(Stored entries)
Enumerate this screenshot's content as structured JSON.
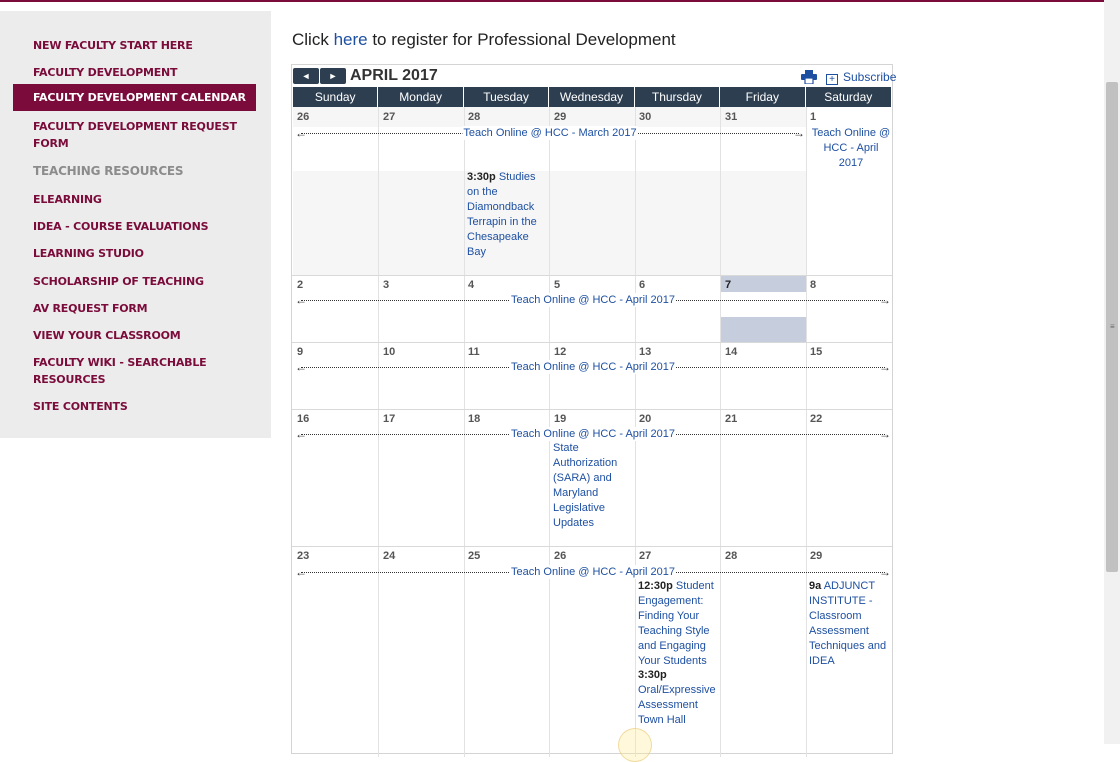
{
  "sidebar": {
    "items": [
      {
        "label": "NEW FACULTY START HERE"
      },
      {
        "label": "FACULTY DEVELOPMENT"
      },
      {
        "label": "FACULTY DEVELOPMENT CALENDAR"
      },
      {
        "label": "FACULTY DEVELOPMENT REQUEST FORM"
      },
      {
        "label": "TEACHING RESOURCES"
      },
      {
        "label": "ELEARNING"
      },
      {
        "label": "IDEA - COURSE EVALUATIONS"
      },
      {
        "label": "LEARNING STUDIO"
      },
      {
        "label": "SCHOLARSHIP OF TEACHING"
      },
      {
        "label": "AV REQUEST FORM"
      },
      {
        "label": "VIEW YOUR CLASSROOM"
      },
      {
        "label": "FACULTY WIKI - SEARCHABLE RESOURCES"
      },
      {
        "label": "SITE CONTENTS"
      }
    ]
  },
  "register": {
    "prefix": "Click ",
    "link": "here",
    "suffix": " to register for Professional Development"
  },
  "calendar": {
    "month": "APRIL 2017",
    "prev_icon": "◄",
    "next_icon": "►",
    "subscribe_label": "Subscribe",
    "icons": {
      "print": "print-icon",
      "subscribe": "subscribe-icon",
      "prev": "prev-month-icon",
      "next": "next-month-icon"
    },
    "day_names": [
      "Sunday",
      "Monday",
      "Tuesday",
      "Wednesday",
      "Thursday",
      "Friday",
      "Saturday"
    ],
    "weeks": [
      {
        "dates": [
          "26",
          "27",
          "28",
          "29",
          "30",
          "31",
          "1"
        ]
      },
      {
        "dates": [
          "2",
          "3",
          "4",
          "5",
          "6",
          "7",
          "8"
        ]
      },
      {
        "dates": [
          "9",
          "10",
          "11",
          "12",
          "13",
          "14",
          "15"
        ]
      },
      {
        "dates": [
          "16",
          "17",
          "18",
          "19",
          "20",
          "21",
          "22"
        ]
      },
      {
        "dates": [
          "23",
          "24",
          "25",
          "26",
          "27",
          "28",
          "29"
        ]
      }
    ],
    "span_events": [
      {
        "label": "Teach Online @ HCC - March 2017"
      },
      {
        "label": "Teach Online @ HCC - April 2017"
      },
      {
        "label": "Teach Online @ HCC - April 2017"
      },
      {
        "label": "Teach Online @ HCC - April 2017"
      },
      {
        "label": "Teach Online @ HCC - April 2017"
      }
    ],
    "week1_sat_event": "Teach Online @ HCC - April 2017",
    "events": [
      {
        "time": "3:30p",
        "title": "Studies on the Diamondback Terrapin in the Chesapeake Bay"
      },
      {
        "time": "",
        "title": "State Authorization (SARA) and Maryland Legislative Updates"
      },
      {
        "time": "12:30p",
        "title": "Student Engagement: Finding Your Teaching Style and Engaging Your Students"
      },
      {
        "time": "3:30p",
        "title": "Oral/Expressive Assessment Town Hall"
      },
      {
        "time": "9a",
        "title": "ADJUNCT INSTITUTE -Classroom Assessment Techniques and IDEA"
      }
    ],
    "today": "7",
    "colors": {
      "header_bg": "#2d3e50",
      "today_bg": "#c6cddd",
      "link": "#1e50a2",
      "accent": "#7a0b3a"
    }
  }
}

PROBLEM STATEMENT » Which lines hold the word "Assessment"? Show each one.

PROBLEM SOLUTION »
        "title": "Oral/Expressive Assessment Town Hall"
        "title": "ADJUNCT INSTITUTE -Classroom Assessment Techniques and IDEA"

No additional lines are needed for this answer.